Chart and figure data
______________________________
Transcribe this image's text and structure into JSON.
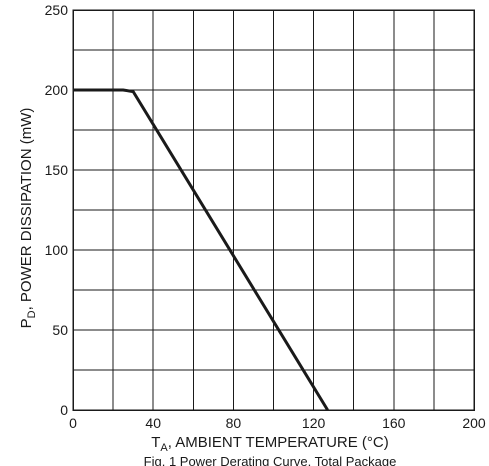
{
  "chart_data": {
    "type": "line",
    "ylabel_main": "P",
    "ylabel_sub": "D",
    "ylabel_rest": ", POWER DISSIPATION (mW)",
    "xlabel_main": "T",
    "xlabel_sub": "A",
    "xlabel_rest": ", AMBIENT TEMPERATURE (°C)",
    "caption": "Fig. 1 Power Derating Curve, Total Package",
    "xlim": [
      0,
      200
    ],
    "ylim": [
      0,
      250
    ],
    "x_ticks": [
      0,
      40,
      80,
      120,
      160,
      200
    ],
    "x_tick_labels": [
      "0",
      "40",
      "80",
      "120",
      "160",
      "200"
    ],
    "y_ticks": [
      0,
      50,
      100,
      150,
      200,
      250
    ],
    "y_tick_labels": [
      "0",
      "50",
      "100",
      "150",
      "200",
      "250"
    ],
    "x_grid_step": 20,
    "y_grid_step": 25,
    "grid": true,
    "series": [
      {
        "x": [
          0,
          25,
          30,
          127
        ],
        "y": [
          200,
          200,
          199,
          0
        ]
      }
    ]
  }
}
______________________________
Copy the data character for character, but drop all pictures from the copy.

▸ **Task response**
Transcribe this image's text and structure into JSON.
{
  "chart_data": {
    "type": "line",
    "ylabel_main": "P",
    "ylabel_sub": "D",
    "ylabel_rest": ", POWER DISSIPATION (mW)",
    "xlabel_main": "T",
    "xlabel_sub": "A",
    "xlabel_rest": ", AMBIENT TEMPERATURE (°C)",
    "caption": "Fig. 1 Power Derating Curve, Total Package",
    "xlim": [
      0,
      200
    ],
    "ylim": [
      0,
      250
    ],
    "x_ticks": [
      0,
      40,
      80,
      120,
      160,
      200
    ],
    "x_tick_labels": [
      "0",
      "40",
      "80",
      "120",
      "160",
      "200"
    ],
    "y_ticks": [
      0,
      50,
      100,
      150,
      200,
      250
    ],
    "y_tick_labels": [
      "0",
      "50",
      "100",
      "150",
      "200",
      "250"
    ],
    "x_grid_step": 20,
    "y_grid_step": 25,
    "grid": true,
    "series": [
      {
        "x": [
          0,
          25,
          30,
          127
        ],
        "y": [
          200,
          200,
          199,
          0
        ]
      }
    ]
  }
}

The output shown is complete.